Caterpillar plots of the associations between (A) single nucleotide variants (SNVs) and immune-related adverse events (irAEs) to nivolumab or pembrolizumab and (B) SNVs and best overall response (BOR) evaluated as relative frequency of progressive disease (PD) compared with non-progressive disease (NPD: complete/partial response and stable disease); BOR in patients with advanced melanoma, estimated through multivariable modified Poisson regression analyses. Ref., reference category; RR, (black points) relative frequency of (A) irAEs or (B) PD in each SNV genotype category adjusted for baseline age, gender, Eastern Oncology Cooperative Group performance status (ECOG PS), lactate dehydrogenase levels, number of metastatic sites and brain metastases; 95% CL, (grey whiskers) 95% confidence limits for RR; RR = 1, (vertical dashed line) relative frequency of irAE/ PD in an SNV category equal to that of the reference; RR > 1/RR < 1, frequency in a SNV category greater/lower than that of the reference.

By contrast, a protective role for the occurrence of irAEs was observed for the C allele of PD1.7 T>C SNV. Indeed, homozygous C/C patients tended to have a 65% risk reduction of developing irAEs compared with T/T homozygous patients (RR = 0.35; 95% CL 0.09-1.31), as shown in Figure 1 (Panel A) and Table 3. This result was also confirmed by the homozygous model (RR = 0.33; 95% CL 0.09-1.15).

Referring to the PD-L1 +8293 C>A SNV, considering C/C homozygous carriers as a reference group, a decrease in irAEs frequency of 55% was estimated for the heterozygous C/A patients (RR = 0.45; 95% CL 0.22-0.93; P = 0.079), and an increase of about 40% in A/A homozygous patients (RR = 1.37; 95% CL 0.28-6.69). Both findings were also highlighted by the dominant (RR = 0.50; 95% CL 0.25-0.98; P = 0.045) and heterozygous versus homozygous model (RR = 0.45; 95% CL 0.22-0.93; P = 0.031) (Table 3).

Patients carrying the PD1.3 G>A SNV, although showing a potential role in increased irAEs risk, were excluded due to the absence of patients without irAEs in the A/A genotype (Table 3).

We attempted to correlate each SNV with a specific irAE, but the limited number of irAE cases for each SNV in our dataset precluded a statistical analysis. Supplementary Table S2, available at https://doi.org/10.1016/j.iotech.2023.100408, provides a comprehensive summary of the irAEs observed in our study. The most frequently observed irAEs were ‘general’, such as fatigue or fever (n = 14; 28%), cutaneous (n = 15; 30%) and endocrine (n = 10; 20%).

Association of PD-1 and PD-L1 SNVs with response to anti-PD-1 therapy

A total of 33 out of 97 patients (34%) included in the analysis had progressive disease (PD), and 64 (66%) had complete response (CR), partial response (PR) or stable disease (SD) as BOR, according to iRECIST criteria.
=-=-=-=-=
» Task list:
**a)** In the passage on PD-1 and PD-L1 variants in melanoma, how many of the 97 patients analyzed had progressive disease?
**b)** Please continue the passage on PD-1 and PD-L1 variants in melanoma from the point where it ends.

» Data shown:
=-=-=-=-=
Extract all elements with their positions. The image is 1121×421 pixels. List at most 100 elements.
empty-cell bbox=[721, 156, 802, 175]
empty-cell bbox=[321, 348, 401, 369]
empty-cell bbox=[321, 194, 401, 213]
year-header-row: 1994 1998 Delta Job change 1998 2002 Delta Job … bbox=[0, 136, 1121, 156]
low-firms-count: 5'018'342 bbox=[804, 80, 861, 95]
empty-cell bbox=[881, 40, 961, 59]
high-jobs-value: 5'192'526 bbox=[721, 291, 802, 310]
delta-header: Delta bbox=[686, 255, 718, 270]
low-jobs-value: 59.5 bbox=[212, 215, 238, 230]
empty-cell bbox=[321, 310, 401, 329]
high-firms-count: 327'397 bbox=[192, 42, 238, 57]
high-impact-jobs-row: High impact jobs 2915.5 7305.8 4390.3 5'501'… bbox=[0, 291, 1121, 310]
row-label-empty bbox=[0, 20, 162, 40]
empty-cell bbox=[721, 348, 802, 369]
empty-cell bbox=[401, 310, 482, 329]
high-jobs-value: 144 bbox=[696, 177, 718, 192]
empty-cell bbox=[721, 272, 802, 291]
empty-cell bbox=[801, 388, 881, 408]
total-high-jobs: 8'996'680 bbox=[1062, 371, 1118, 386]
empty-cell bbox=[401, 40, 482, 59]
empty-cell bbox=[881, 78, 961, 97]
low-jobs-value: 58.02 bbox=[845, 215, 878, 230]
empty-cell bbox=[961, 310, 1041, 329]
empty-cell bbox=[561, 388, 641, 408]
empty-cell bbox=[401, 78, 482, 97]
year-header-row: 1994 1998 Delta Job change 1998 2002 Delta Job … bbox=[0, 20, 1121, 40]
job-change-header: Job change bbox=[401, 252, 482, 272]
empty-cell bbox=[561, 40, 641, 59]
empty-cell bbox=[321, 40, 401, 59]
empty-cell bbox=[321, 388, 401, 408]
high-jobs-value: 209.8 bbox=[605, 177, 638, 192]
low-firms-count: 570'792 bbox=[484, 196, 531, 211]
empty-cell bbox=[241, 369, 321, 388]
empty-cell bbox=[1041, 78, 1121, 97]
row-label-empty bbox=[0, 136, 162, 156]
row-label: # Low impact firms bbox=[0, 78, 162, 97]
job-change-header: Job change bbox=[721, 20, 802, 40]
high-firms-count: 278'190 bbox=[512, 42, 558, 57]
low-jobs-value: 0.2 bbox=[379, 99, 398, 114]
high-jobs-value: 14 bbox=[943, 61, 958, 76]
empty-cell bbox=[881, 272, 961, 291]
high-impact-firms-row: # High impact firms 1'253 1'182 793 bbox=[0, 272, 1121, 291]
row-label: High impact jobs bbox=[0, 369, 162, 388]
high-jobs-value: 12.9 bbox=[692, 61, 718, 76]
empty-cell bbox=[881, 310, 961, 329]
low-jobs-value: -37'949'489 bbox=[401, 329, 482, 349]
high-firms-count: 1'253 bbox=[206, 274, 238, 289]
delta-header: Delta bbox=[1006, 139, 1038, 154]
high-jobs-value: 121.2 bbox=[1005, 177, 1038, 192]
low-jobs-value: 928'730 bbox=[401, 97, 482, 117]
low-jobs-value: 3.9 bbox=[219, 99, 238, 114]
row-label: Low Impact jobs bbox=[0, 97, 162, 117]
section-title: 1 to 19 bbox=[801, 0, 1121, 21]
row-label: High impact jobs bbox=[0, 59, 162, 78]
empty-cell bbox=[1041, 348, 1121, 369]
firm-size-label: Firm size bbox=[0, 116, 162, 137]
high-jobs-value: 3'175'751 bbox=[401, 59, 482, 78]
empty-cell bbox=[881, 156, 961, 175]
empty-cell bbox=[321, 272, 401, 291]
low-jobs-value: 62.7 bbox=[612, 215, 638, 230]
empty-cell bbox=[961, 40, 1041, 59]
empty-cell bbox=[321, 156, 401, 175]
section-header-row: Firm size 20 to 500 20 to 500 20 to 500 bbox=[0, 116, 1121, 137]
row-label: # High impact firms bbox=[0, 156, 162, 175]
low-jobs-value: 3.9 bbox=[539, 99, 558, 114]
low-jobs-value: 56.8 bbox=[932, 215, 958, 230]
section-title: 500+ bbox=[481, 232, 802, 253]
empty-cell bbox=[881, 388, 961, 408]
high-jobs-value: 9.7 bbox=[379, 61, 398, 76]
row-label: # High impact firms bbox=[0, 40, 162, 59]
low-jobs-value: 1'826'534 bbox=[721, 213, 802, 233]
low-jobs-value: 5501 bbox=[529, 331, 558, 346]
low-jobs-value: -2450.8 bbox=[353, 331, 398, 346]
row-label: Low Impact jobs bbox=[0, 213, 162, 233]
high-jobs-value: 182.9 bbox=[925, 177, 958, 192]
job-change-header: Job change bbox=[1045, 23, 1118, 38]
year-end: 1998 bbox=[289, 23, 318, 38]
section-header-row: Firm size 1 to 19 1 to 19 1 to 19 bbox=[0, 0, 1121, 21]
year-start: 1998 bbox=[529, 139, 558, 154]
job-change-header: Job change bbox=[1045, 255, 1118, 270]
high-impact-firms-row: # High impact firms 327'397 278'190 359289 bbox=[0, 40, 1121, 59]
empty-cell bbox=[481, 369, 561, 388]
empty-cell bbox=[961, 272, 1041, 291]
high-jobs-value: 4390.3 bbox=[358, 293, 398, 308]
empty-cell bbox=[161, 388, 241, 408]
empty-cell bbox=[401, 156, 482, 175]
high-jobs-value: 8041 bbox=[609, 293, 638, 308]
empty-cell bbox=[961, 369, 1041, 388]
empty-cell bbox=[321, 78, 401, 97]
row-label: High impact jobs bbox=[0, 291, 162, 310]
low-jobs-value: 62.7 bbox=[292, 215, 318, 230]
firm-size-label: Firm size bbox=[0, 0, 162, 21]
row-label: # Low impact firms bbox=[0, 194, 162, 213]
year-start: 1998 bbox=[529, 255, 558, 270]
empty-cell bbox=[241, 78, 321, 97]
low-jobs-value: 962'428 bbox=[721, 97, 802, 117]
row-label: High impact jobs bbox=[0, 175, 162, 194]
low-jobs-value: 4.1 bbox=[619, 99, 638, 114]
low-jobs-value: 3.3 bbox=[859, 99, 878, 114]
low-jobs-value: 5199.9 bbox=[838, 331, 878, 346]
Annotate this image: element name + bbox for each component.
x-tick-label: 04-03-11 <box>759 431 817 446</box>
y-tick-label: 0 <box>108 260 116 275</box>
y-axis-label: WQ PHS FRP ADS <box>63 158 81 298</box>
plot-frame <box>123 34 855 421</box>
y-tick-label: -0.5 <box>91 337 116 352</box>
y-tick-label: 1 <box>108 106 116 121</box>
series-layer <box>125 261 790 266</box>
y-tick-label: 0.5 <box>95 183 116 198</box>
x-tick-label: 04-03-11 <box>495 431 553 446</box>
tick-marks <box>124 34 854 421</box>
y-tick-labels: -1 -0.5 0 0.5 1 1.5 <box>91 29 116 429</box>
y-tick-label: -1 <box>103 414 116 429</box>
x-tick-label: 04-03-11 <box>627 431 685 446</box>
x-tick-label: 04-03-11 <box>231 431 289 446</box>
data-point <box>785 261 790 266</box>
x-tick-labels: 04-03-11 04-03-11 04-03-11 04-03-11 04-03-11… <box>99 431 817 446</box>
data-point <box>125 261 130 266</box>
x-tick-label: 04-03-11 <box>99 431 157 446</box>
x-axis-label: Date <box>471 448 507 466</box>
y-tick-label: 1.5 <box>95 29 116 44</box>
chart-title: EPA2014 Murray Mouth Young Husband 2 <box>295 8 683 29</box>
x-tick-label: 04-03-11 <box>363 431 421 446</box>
=-=-=-=-=
» Answer section:
**a)** 33 patients (34%)

**b)**
The comparison of SNV genotypic frequencies in patients with PD versus NPD (non-progressive disease, i.e. CR, PR or SD) is reported in Figure 1 (Panel B) and Supplementary Table S3, available at https://doi.org/10.1016/j.iotech.2023.100408. Using the wild-type genotype as reference category (RR = 1.00), none of the evaluated SNVs were associated with a reduced risk of having PD as best response.

Association of PD-1 and PD-L1 SNVs with OS

We analysed the association between the included SNVs and OS (Supplementary Tables S4-S7, available at https://doi.org/10.1016/j.iotech.2023.100408). A T-allele dose-dependent positive trend in OS was observed for PD1.7 T>C (Figure 2). In particular, patients carrying the T/C and C/C genotypes had a reduction in the risk of death of ∼25% (HR = 0.74; 95% CL 0.43-1.25) and 60% (HR = 0.41; 95% CL 0.16-1.00), respectively, when compared with patients with homozygous T/T genotype (Supplementary Table S6, available at https://doi.org/10.1016/j.iotech.2023.100408). This survival benefit was confirmed in patients harbouring the PD1.7 C/C genotype (HR = 0.37; 95% CL 0.14-0.96; P = 0.028) in the homozygous model.

Figure 2.

Figure 2

Overall survival probabilities according to PD1.7 T>C genotypic model: (A) codominant, (B) dominant, (C) recessive, (D) homozygous, estimated using the multivariable Cox regression analysis.

HR, mortality rate (hazard) ratio adjusted for baseline age, gender, Eastern Oncology Cooperative Group performance status (ECOG PS), lactate dehydrogenase levels, number of metastases sites, brain metastases and immune-related adverse events; 95% CL, 95% confidence limits for HR; P value, probability level associated with the likelihood ratio test.

Discussion

Our study provides descriptive and exploratory analyses on the possible role of PD-1 and PD-L1 germline variants in the prediction of tumour response and development of irAEs in patients with advanced melanoma treated with anti-PD-1 agents.

To date, very few studies investigated these issues.12,16,18 To the best of our knowledge, our study is the first one reporting data on both PD-1 and PD-L1 genomic variants in the same cohort of melanoma patients.

The rationale for investigating both PD-1 and PD-L1 SNVs was based on the key role of both the encoded proteins in the regulation of the immune response, immune tolerance and immune escape. These mechanisms are widely involved in the genesis of autoimmune diseases and antitumour immunity.25

Our results showed that PD1.5 C>T, PD1.7 T>C and PD-L1 8293 C>A SNVs were not associated with clinical response to nivolumab or pembrolizumab, but had a noticeable impact on the development of irAEs.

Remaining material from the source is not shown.